Your instructions → Wherever the word "content" appears in a line, extract that line.

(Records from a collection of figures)
# # # #

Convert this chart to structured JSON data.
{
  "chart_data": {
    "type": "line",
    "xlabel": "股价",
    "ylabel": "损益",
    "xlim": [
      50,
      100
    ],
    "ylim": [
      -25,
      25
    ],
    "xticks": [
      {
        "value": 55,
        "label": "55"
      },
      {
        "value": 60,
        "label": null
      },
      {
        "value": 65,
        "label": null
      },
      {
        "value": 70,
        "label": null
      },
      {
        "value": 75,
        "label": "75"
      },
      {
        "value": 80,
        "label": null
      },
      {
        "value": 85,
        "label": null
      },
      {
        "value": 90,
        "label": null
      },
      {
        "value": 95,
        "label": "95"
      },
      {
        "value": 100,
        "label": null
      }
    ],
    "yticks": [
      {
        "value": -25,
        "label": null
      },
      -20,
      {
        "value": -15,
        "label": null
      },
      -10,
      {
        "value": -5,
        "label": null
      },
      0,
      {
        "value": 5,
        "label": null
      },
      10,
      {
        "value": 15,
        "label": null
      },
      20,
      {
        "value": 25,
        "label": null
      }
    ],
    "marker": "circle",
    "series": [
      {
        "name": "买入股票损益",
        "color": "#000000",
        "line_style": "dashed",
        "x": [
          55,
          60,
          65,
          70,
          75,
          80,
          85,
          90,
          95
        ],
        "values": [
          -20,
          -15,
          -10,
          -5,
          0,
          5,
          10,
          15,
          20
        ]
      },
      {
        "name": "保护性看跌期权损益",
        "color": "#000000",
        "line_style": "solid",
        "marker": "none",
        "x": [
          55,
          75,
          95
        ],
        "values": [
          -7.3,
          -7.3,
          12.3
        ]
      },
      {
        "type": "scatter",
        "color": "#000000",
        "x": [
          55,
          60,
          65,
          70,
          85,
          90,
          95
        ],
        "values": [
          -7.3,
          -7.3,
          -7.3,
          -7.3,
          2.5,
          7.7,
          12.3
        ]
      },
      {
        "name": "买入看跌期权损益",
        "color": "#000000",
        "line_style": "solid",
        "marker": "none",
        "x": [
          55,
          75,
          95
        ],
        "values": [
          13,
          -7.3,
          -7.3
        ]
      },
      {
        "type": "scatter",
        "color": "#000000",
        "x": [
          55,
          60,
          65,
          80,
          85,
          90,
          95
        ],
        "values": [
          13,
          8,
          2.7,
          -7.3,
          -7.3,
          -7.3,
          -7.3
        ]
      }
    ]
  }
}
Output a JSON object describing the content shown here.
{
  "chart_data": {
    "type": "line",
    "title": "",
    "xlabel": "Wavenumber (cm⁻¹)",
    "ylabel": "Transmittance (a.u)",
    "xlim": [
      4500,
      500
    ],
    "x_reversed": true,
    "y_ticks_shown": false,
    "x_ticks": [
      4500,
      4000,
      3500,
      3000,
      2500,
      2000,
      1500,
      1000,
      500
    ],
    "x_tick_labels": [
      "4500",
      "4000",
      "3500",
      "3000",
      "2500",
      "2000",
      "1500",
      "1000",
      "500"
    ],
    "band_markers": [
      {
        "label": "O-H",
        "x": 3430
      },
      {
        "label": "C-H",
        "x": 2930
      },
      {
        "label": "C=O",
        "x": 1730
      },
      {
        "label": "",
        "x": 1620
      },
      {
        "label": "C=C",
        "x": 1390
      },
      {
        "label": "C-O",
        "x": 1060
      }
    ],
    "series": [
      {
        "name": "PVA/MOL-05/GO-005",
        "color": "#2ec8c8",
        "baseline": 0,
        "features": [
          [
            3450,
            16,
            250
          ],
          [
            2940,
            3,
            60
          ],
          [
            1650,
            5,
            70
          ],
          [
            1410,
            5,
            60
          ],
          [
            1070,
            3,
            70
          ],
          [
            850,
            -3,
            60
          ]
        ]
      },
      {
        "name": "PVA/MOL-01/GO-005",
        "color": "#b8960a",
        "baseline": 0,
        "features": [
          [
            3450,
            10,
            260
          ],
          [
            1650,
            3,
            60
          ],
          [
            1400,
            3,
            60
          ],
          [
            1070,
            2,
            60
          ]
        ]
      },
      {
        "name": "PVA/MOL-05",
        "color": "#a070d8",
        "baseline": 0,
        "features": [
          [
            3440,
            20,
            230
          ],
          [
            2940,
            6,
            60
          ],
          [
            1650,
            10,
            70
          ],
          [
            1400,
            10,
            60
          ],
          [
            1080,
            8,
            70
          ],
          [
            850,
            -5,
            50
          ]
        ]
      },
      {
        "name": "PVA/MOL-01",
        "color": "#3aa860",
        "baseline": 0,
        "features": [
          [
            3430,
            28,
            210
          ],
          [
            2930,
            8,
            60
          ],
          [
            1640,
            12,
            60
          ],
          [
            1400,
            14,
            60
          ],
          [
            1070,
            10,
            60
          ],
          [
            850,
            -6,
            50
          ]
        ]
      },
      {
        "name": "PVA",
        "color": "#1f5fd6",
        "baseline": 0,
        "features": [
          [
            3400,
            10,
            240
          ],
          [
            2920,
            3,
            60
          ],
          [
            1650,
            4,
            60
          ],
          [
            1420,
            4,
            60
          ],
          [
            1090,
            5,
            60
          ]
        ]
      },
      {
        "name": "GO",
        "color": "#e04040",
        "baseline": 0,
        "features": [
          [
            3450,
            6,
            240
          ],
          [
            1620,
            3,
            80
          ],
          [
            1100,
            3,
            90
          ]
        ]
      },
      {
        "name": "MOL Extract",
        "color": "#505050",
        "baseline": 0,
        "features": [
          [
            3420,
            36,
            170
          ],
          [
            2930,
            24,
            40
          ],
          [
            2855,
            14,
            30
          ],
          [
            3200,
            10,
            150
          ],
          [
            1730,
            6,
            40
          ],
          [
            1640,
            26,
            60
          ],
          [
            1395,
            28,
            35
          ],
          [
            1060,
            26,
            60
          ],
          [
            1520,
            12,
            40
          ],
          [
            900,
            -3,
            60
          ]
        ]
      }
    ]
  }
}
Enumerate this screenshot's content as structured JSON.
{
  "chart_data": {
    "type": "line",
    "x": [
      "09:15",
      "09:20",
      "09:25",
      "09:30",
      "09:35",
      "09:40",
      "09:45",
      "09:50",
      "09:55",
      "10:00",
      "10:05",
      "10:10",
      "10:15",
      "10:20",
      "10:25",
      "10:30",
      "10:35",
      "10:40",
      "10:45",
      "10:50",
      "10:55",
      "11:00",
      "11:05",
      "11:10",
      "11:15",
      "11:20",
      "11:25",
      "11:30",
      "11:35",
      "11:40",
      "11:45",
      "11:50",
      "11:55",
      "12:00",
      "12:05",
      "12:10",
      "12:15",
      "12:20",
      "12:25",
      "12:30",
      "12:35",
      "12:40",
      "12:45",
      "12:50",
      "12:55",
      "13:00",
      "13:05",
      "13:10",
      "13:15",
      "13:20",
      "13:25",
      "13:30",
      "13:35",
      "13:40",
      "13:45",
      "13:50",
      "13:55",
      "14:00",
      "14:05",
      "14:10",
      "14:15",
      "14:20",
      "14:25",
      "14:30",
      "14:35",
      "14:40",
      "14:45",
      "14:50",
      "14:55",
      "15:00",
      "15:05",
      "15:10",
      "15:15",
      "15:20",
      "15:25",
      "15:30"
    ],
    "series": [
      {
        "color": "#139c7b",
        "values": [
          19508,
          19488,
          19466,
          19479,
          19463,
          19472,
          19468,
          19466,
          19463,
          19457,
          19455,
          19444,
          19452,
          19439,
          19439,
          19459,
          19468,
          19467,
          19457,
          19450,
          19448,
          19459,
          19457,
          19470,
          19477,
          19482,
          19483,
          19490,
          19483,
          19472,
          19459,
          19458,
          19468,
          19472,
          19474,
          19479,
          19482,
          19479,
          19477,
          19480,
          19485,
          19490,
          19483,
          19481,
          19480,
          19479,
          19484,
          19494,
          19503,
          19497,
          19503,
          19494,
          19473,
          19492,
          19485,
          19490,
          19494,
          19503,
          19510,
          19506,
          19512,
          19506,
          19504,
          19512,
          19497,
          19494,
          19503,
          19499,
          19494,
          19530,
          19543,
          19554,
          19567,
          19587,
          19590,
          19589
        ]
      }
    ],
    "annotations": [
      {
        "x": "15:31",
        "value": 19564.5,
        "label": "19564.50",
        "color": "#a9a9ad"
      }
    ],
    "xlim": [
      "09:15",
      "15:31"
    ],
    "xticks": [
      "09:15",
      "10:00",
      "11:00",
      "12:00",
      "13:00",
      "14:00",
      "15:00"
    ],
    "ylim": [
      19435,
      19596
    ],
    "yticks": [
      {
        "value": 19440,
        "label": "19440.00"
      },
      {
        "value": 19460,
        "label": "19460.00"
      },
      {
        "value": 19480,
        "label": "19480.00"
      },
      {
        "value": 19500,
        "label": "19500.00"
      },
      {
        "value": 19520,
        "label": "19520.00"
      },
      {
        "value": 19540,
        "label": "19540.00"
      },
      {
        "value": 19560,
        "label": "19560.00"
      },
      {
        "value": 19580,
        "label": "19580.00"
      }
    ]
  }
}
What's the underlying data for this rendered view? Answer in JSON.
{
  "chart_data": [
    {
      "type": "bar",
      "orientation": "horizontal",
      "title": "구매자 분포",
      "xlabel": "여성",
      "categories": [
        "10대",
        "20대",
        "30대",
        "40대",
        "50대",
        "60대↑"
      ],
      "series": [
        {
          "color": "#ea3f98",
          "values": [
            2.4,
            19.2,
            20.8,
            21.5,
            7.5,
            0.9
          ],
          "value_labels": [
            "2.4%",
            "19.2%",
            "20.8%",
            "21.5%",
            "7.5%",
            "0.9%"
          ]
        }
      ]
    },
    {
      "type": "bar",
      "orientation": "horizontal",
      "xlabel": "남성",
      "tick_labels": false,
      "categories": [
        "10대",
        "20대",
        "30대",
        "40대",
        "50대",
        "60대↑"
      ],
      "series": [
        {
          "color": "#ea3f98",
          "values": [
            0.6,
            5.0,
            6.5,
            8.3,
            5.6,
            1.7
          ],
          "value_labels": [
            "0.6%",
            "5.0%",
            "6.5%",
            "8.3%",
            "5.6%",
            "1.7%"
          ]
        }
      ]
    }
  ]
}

# # # #

Worked answer →
Output a JSON object describing the content shown here.
Enumerate this screenshot's content as structured JSON.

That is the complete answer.